═════ DATA EXCERPTS ═════

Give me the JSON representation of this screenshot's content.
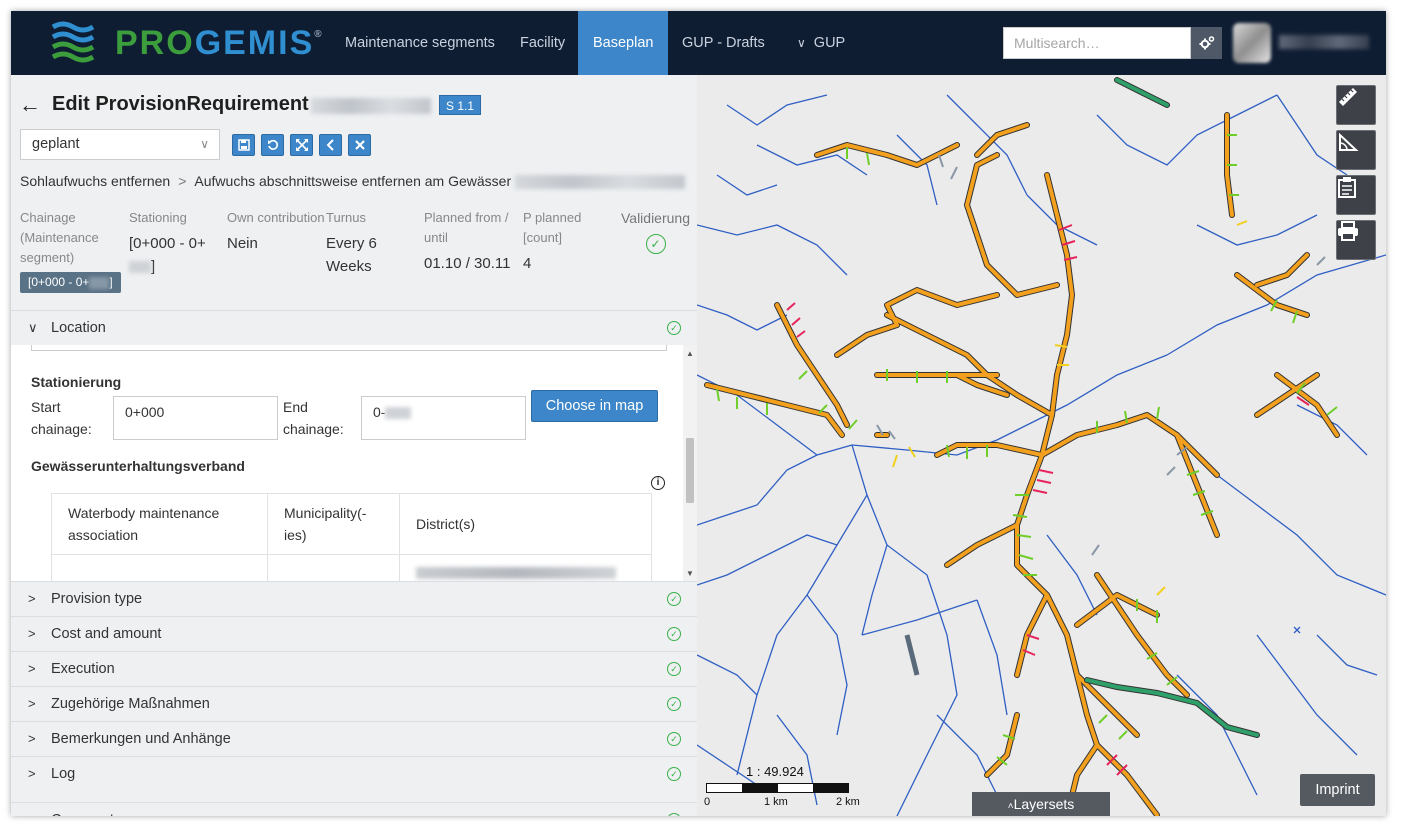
{
  "app": {
    "logo_text_pro": "PRO",
    "logo_text_gemis": "GEMIS",
    "logo_registered": "®",
    "nav": [
      {
        "label": "Maintenance segments",
        "active": false
      },
      {
        "label": "Facility",
        "active": false
      },
      {
        "label": "Baseplan",
        "active": true
      },
      {
        "label": "GUP - Drafts",
        "active": false
      },
      {
        "label": "GUP",
        "active": false
      }
    ],
    "search_placeholder": "Multisearch…",
    "accent_color": "#3c86c9",
    "nav_bg": "#0f1d33"
  },
  "editor": {
    "title": "Edit ProvisionRequirement",
    "version_badge": "S 1.1",
    "status_value": "geplant",
    "breadcrumb": [
      "Sohlaufwuchs entfernen",
      "Aufwuchs abschnittsweise entfernen am Gewässer"
    ],
    "breadcrumb_separator": ">",
    "summary": {
      "chainage_label": "Chainage (Maintenance segment)",
      "chainage_chip": "[0+000 - 0+",
      "chainage_chip_end": "]",
      "stationing_label": "Stationing",
      "stationing_value": "[0+000 - 0+",
      "stationing_value_end": "]",
      "own_contribution_label": "Own contribution",
      "own_contribution_value": "Nein",
      "turnus_label": "Turnus",
      "turnus_value": "Every 6 Weeks",
      "planned_label": "Planned from / until",
      "planned_value": "01.10 / 30.11",
      "p_planned_label": "P planned [count]",
      "p_planned_value": "4",
      "validation_label": "Validierung"
    }
  },
  "location": {
    "header": "Location",
    "stationierung_title": "Stationierung",
    "start_label": "Start chainage:",
    "start_value": "0+000",
    "end_label": "End chainage:",
    "end_value": "0-",
    "choose_button": "Choose in map",
    "association_title": "Gewässerunterhaltungsverband",
    "table_headers": [
      "Waterbody maintenance association",
      "Municipality(-ies)",
      "District(s)"
    ]
  },
  "sections": [
    {
      "label": "Provision type"
    },
    {
      "label": "Cost and amount"
    },
    {
      "label": "Execution"
    },
    {
      "label": "Zugehörige Maßnahmen"
    },
    {
      "label": "Bemerkungen und Anhänge"
    },
    {
      "label": "Log"
    },
    {
      "label": "Comments"
    }
  ],
  "map": {
    "scale_ratio": "1 : 49.924",
    "scale_labels": [
      "0",
      "1 km",
      "2 km"
    ],
    "layersets_label": "Layersets",
    "imprint_label": "Imprint",
    "tools": [
      "ruler-icon",
      "angle-icon",
      "clipboard-icon",
      "printer-icon"
    ],
    "colors": {
      "water": "#2f5fc4",
      "segment": "#f2a01e",
      "highlight": "#2fa06a",
      "tick_green": "#6fce2a",
      "tick_red": "#e8245c"
    }
  }
}
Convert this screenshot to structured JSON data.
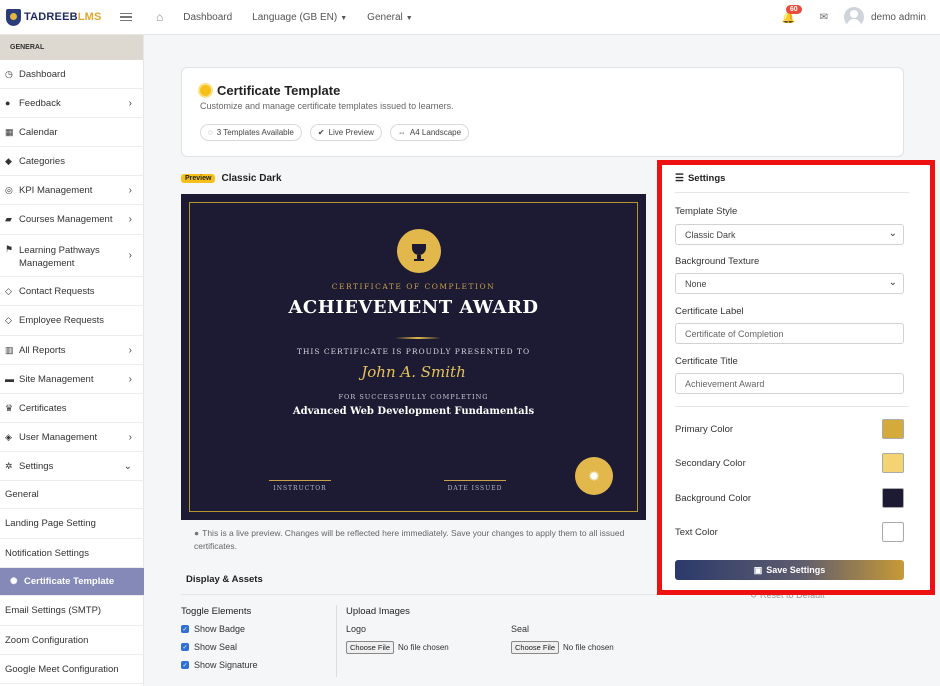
{
  "topbar": {
    "logo_prefix": "TADREEB",
    "logo_suffix": "LMS",
    "nav": [
      {
        "label": "Dashboard"
      },
      {
        "label": "Language (GB EN)"
      },
      {
        "label": "General"
      }
    ],
    "notification_count": "60",
    "user_name": "demo admin"
  },
  "sidebar": {
    "section": "GENERAL",
    "items": [
      {
        "label": "Dashboard",
        "icon": "speedometer-icon"
      },
      {
        "label": "Feedback",
        "icon": "chat-icon"
      },
      {
        "label": "Calendar",
        "icon": "calendar-icon"
      },
      {
        "label": "Categories",
        "icon": "tags-icon"
      },
      {
        "label": "KPI Management",
        "icon": "bullseye-icon"
      },
      {
        "label": "Courses Management",
        "icon": "book-icon"
      },
      {
        "label": "Learning Pathways",
        "label2": "Management",
        "icon": "route-icon"
      },
      {
        "label": "Contact Requests",
        "icon": "contact-icon"
      },
      {
        "label": "Employee Requests",
        "icon": "tag-icon"
      },
      {
        "label": "All Reports",
        "icon": "bar-chart-icon"
      },
      {
        "label": "Site Management",
        "icon": "folder-icon"
      },
      {
        "label": "Certificates",
        "icon": "trophy-icon"
      },
      {
        "label": "User Management",
        "icon": "shield-icon"
      },
      {
        "label": "Settings",
        "icon": "gear-icon"
      },
      {
        "label": "General"
      },
      {
        "label": "Landing Page Setting"
      },
      {
        "label": "Notification Settings"
      },
      {
        "label": "Certificate Template",
        "icon": "sun-icon"
      },
      {
        "label": "Email Settings (SMTP)"
      },
      {
        "label": "Zoom Configuration"
      },
      {
        "label": "Google Meet Configuration"
      }
    ]
  },
  "header": {
    "title": "Certificate Template",
    "subtitle": "Customize and manage certificate templates issued to learners.",
    "pills": [
      "3  Templates Available",
      "Live Preview",
      "A4 Landscape"
    ]
  },
  "preview": {
    "badge": "Preview",
    "name": "Classic Dark",
    "certificate": {
      "label": "CERTIFICATE OF COMPLETION",
      "title": "ACHIEVEMENT AWARD",
      "presented": "THIS CERTIFICATE IS PROUDLY PRESENTED TO",
      "recipient": "John A. Smith",
      "for_text": "FOR SUCCESSFULLY COMPLETING",
      "course": "Advanced Web Development Fundamentals",
      "sig_instructor": "INSTRUCTOR",
      "sig_date": "DATE ISSUED"
    },
    "note": "This is a live preview. Changes will be reflected here immediately. Save your changes to apply them to all issued certificates."
  },
  "display": {
    "title": "Display & Assets",
    "toggle_title": "Toggle Elements",
    "toggles": [
      "Show Badge",
      "Show Seal",
      "Show Signature"
    ],
    "upload_title": "Upload Images",
    "logo_label": "Logo",
    "seal_label": "Seal",
    "file_button": "Choose File",
    "no_file": "No file chosen"
  },
  "settings": {
    "title": "Settings",
    "template_style_label": "Template Style",
    "template_style_value": "Classic Dark",
    "bg_texture_label": "Background Texture",
    "bg_texture_value": "None",
    "cert_label_label": "Certificate Label",
    "cert_label_value": "Certificate of Completion",
    "cert_title_label": "Certificate Title",
    "cert_title_value": "Achievement Award",
    "colors": [
      {
        "label": "Primary Color",
        "value": "#d4ab3a"
      },
      {
        "label": "Secondary Color",
        "value": "#f4d472"
      },
      {
        "label": "Background Color",
        "value": "#1c1b33"
      },
      {
        "label": "Text Color",
        "value": "#ffffff"
      }
    ],
    "save_label": "Save Settings",
    "reset_label": "Reset to Default"
  }
}
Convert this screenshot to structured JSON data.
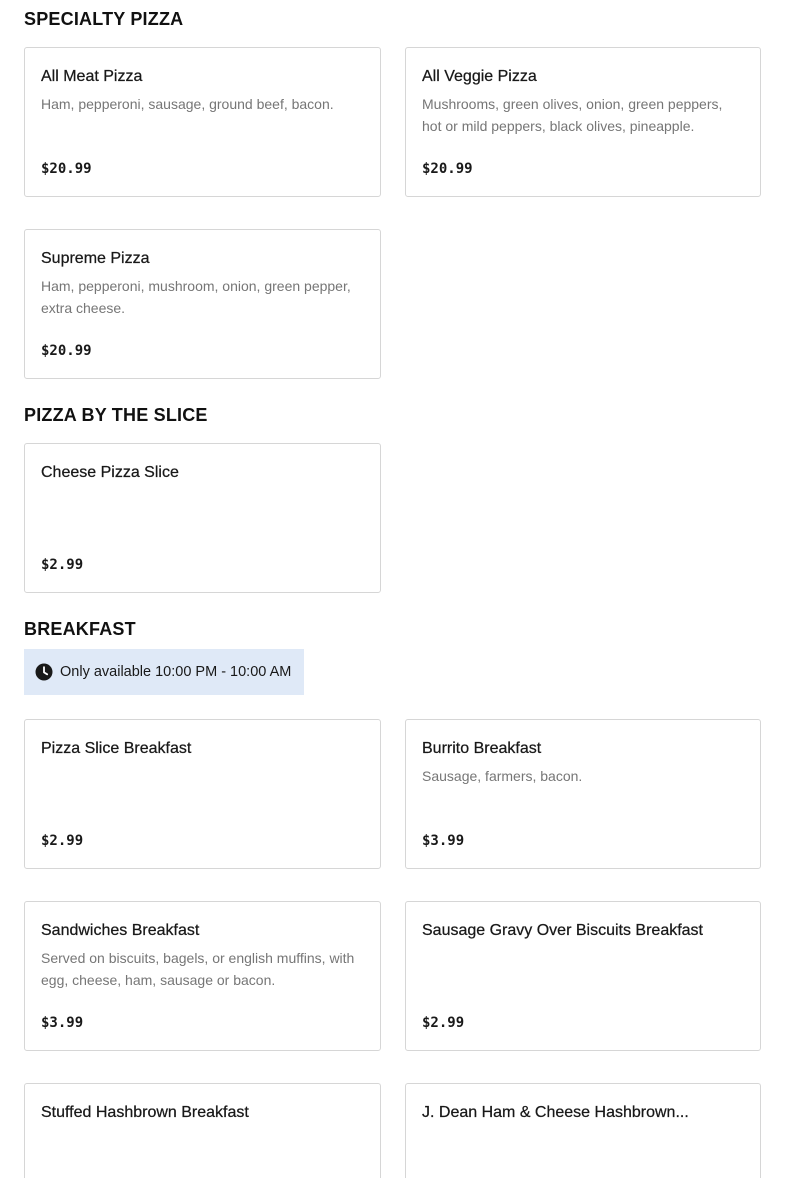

═════

**REQUIRED WORK:** The pictures should not be reproduced; quote all of the other material exactly.

**THE ANSWER:**
Give me the JSON representation of this screenshot's content.
{
  "app": {
    "logo_text_pro": "PRO",
    "logo_text_gemis": "GEMIS",
    "logo_registered": "®",
    "nav": [
      {
        "label": "Maintenance segments",
        "active": false
      },
      {
        "label": "Facility",
        "active": false
      },
      {
        "label": "Baseplan",
        "active": true
      },
      {
        "label": "GUP - Drafts",
        "active": false
      },
      {
        "label": "GUP",
        "active": false
      }
    ],
    "search_placeholder": "Multisearch…",
    "accent_color": "#3c86c9",
    "nav_bg": "#0f1d33"
  },
  "editor": {
    "title": "Edit ProvisionRequirement",
    "version_badge": "S 1.1",
    "status_value": "geplant",
    "breadcrumb": [
      "Sohlaufwuchs entfernen",
      "Aufwuchs abschnittsweise entfernen am Gewässer"
    ],
    "breadcrumb_separator": ">",
    "summary": {
      "chainage_label": "Chainage (Maintenance segment)",
      "chainage_chip": "[0+000 - 0+",
      "chainage_chip_end": "]",
      "stationing_label": "Stationing",
      "stationing_value": "[0+000 - 0+",
      "stationing_value_end": "]",
      "own_contribution_label": "Own contribution",
      "own_contribution_value": "Nein",
      "turnus_label": "Turnus",
      "turnus_value": "Every 6 Weeks",
      "planned_label": "Planned from / until",
      "planned_value": "01.10 / 30.11",
      "p_planned_label": "P planned [count]",
      "p_planned_value": "4",
      "validation_label": "Validierung"
    }
  },
  "location": {
    "header": "Location",
    "stationierung_title": "Stationierung",
    "start_label": "Start chainage:",
    "start_value": "0+000",
    "end_label": "End chainage:",
    "end_value": "0-",
    "choose_button": "Choose in map",
    "association_title": "Gewässerunterhaltungsverband",
    "table_headers": [
      "Waterbody maintenance association",
      "Municipality(-ies)",
      "District(s)"
    ]
  },
  "sections": [
    {
      "label": "Provision type"
    },
    {
      "label": "Cost and amount"
    },
    {
      "label": "Execution"
    },
    {
      "label": "Zugehörige Maßnahmen"
    },
    {
      "label": "Bemerkungen und Anhänge"
    },
    {
      "label": "Log"
    },
    {
      "label": "Comments"
    }
  ],
  "map": {
    "scale_ratio": "1 : 49.924",
    "scale_labels": [
      "0",
      "1 km",
      "2 km"
    ],
    "layersets_label": "Layersets",
    "imprint_label": "Imprint",
    "tools": [
      "ruler-icon",
      "angle-icon",
      "clipboard-icon",
      "printer-icon"
    ],
    "colors": {
      "water": "#2f5fc4",
      "segment": "#f2a01e",
      "highlight": "#2fa06a",
      "tick_green": "#6fce2a",
      "tick_red": "#e8245c"
    }
  }
}
Convert this screenshot to structured JSON data.
{
  "topbar": {
    "logo_prefix": "TADREEB",
    "logo_suffix": "LMS",
    "nav": [
      {
        "label": "Dashboard"
      },
      {
        "label": "Language (GB EN)"
      },
      {
        "label": "General"
      }
    ],
    "notification_count": "60",
    "user_name": "demo admin"
  },
  "sidebar": {
    "section": "GENERAL",
    "items": [
      {
        "label": "Dashboard",
        "icon": "speedometer-icon"
      },
      {
        "label": "Feedback",
        "icon": "chat-icon"
      },
      {
        "label": "Calendar",
        "icon": "calendar-icon"
      },
      {
        "label": "Categories",
        "icon": "tags-icon"
      },
      {
        "label": "KPI Management",
        "icon": "bullseye-icon"
      },
      {
        "label": "Courses Management",
        "icon": "book-icon"
      },
      {
        "label": "Learning Pathways",
        "label2": "Management",
        "icon": "route-icon"
      },
      {
        "label": "Contact Requests",
        "icon": "contact-icon"
      },
      {
        "label": "Employee Requests",
        "icon": "tag-icon"
      },
      {
        "label": "All Reports",
        "icon": "bar-chart-icon"
      },
      {
        "label": "Site Management",
        "icon": "folder-icon"
      },
      {
        "label": "Certificates",
        "icon": "trophy-icon"
      },
      {
        "label": "User Management",
        "icon": "shield-icon"
      },
      {
        "label": "Settings",
        "icon": "gear-icon"
      },
      {
        "label": "General"
      },
      {
        "label": "Landing Page Setting"
      },
      {
        "label": "Notification Settings"
      },
      {
        "label": "Certificate Template",
        "icon": "sun-icon"
      },
      {
        "label": "Email Settings (SMTP)"
      },
      {
        "label": "Zoom Configuration"
      },
      {
        "label": "Google Meet Configuration"
      }
    ]
  },
  "header": {
    "title": "Certificate Template",
    "subtitle": "Customize and manage certificate templates issued to learners.",
    "pills": [
      "3  Templates Available",
      "Live Preview",
      "A4 Landscape"
    ]
  },
  "preview": {
    "badge": "Preview",
    "name": "Classic Dark",
    "certificate": {
      "label": "CERTIFICATE OF COMPLETION",
      "title": "ACHIEVEMENT AWARD",
      "presented": "THIS CERTIFICATE IS PROUDLY PRESENTED TO",
      "recipient": "John A. Smith",
      "for_text": "FOR SUCCESSFULLY COMPLETING",
      "course": "Advanced Web Development Fundamentals",
      "sig_instructor": "INSTRUCTOR",
      "sig_date": "DATE ISSUED"
    },
    "note": "This is a live preview. Changes will be reflected here immediately. Save your changes to apply them to all issued certificates."
  },
  "display": {
    "title": "Display & Assets",
    "toggle_title": "Toggle Elements",
    "toggles": [
      "Show Badge",
      "Show Seal",
      "Show Signature"
    ],
    "upload_title": "Upload Images",
    "logo_label": "Logo",
    "seal_label": "Seal",
    "file_button": "Choose File",
    "no_file": "No file chosen"
  },
  "settings": {
    "title": "Settings",
    "template_style_label": "Template Style",
    "template_style_value": "Classic Dark",
    "bg_texture_label": "Background Texture",
    "bg_texture_value": "None",
    "cert_label_label": "Certificate Label",
    "cert_label_value": "Certificate of Completion",
    "cert_title_label": "Certificate Title",
    "cert_title_value": "Achievement Award",
    "colors": [
      {
        "label": "Primary Color",
        "value": "#d4ab3a"
      },
      {
        "label": "Secondary Color",
        "value": "#f4d472"
      },
      {
        "label": "Background Color",
        "value": "#1c1b33"
      },
      {
        "label": "Text Color",
        "value": "#ffffff"
      }
    ],
    "save_label": "Save Settings",
    "reset_label": "Reset to Default"
  }
}
Convert this screenshot to structured JSON data.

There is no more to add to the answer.